WHAT IS ASKED
Count how many lines mention the word "Revenues". Write that number alone.

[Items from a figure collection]
━━━━━━━━━━
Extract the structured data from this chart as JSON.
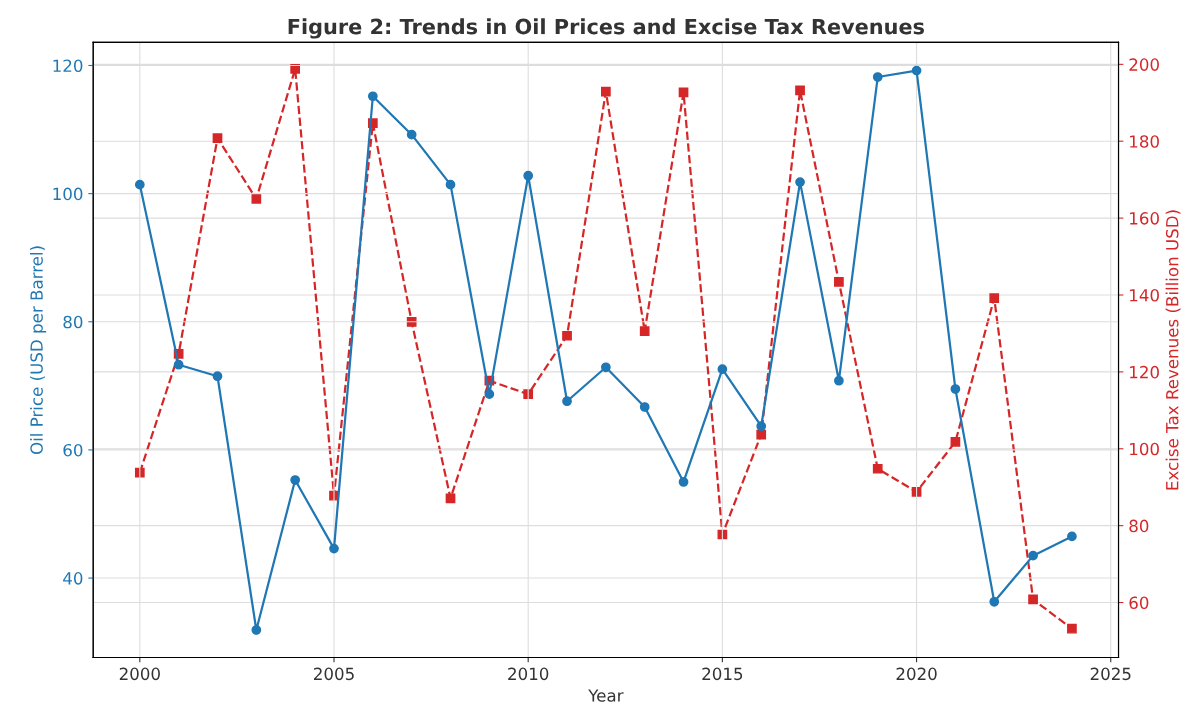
{
  "chart_data": {
    "type": "line",
    "title": "Figure 2: Trends in Oil Prices and Excise Tax Revenues",
    "xlabel": "Year",
    "ylabel": "Oil Price (USD per Barrel)",
    "y2label": "Excise Tax Revenues (Billion USD)",
    "x": [
      2000,
      2001,
      2002,
      2003,
      2004,
      2005,
      2006,
      2007,
      2008,
      2009,
      2010,
      2011,
      2012,
      2013,
      2014,
      2015,
      2016,
      2017,
      2018,
      2019,
      2020,
      2021,
      2022,
      2023,
      2024
    ],
    "series": [
      {
        "color": "#1f77b4",
        "marker": "circle",
        "line_style": "solid",
        "values": [
          101.4,
          73.3,
          71.5,
          31.9,
          55.3,
          44.6,
          115.2,
          109.2,
          101.4,
          68.7,
          102.8,
          67.6,
          72.9,
          66.7,
          55.0,
          72.6,
          63.7,
          101.8,
          70.8,
          118.2,
          119.2,
          69.5,
          36.3,
          43.5,
          46.5
        ]
      },
      {
        "color": "#d62728",
        "marker": "square",
        "line_style": "dashed",
        "axis": "y2",
        "values": [
          93.8,
          124.7,
          180.8,
          165.0,
          198.8,
          87.8,
          184.7,
          133.0,
          87.1,
          117.7,
          114.2,
          129.4,
          192.9,
          130.6,
          192.7,
          77.7,
          103.7,
          193.2,
          143.4,
          94.8,
          88.8,
          101.8,
          139.2,
          60.8,
          53.2
        ]
      }
    ],
    "xlim": [
      1998.8,
      2025.2
    ],
    "xticks": [
      2000,
      2005,
      2010,
      2015,
      2020,
      2025
    ],
    "ylim": [
      27.6,
      123.6
    ],
    "yticks": [
      40,
      60,
      80,
      100,
      120
    ],
    "y2lim": [
      45.7,
      205.7
    ],
    "y2ticks": [
      60,
      80,
      100,
      120,
      140,
      160,
      180,
      200
    ],
    "grid": true,
    "legend": false
  }
}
━━━━━━━━━━
EXPECTED ANSWER
2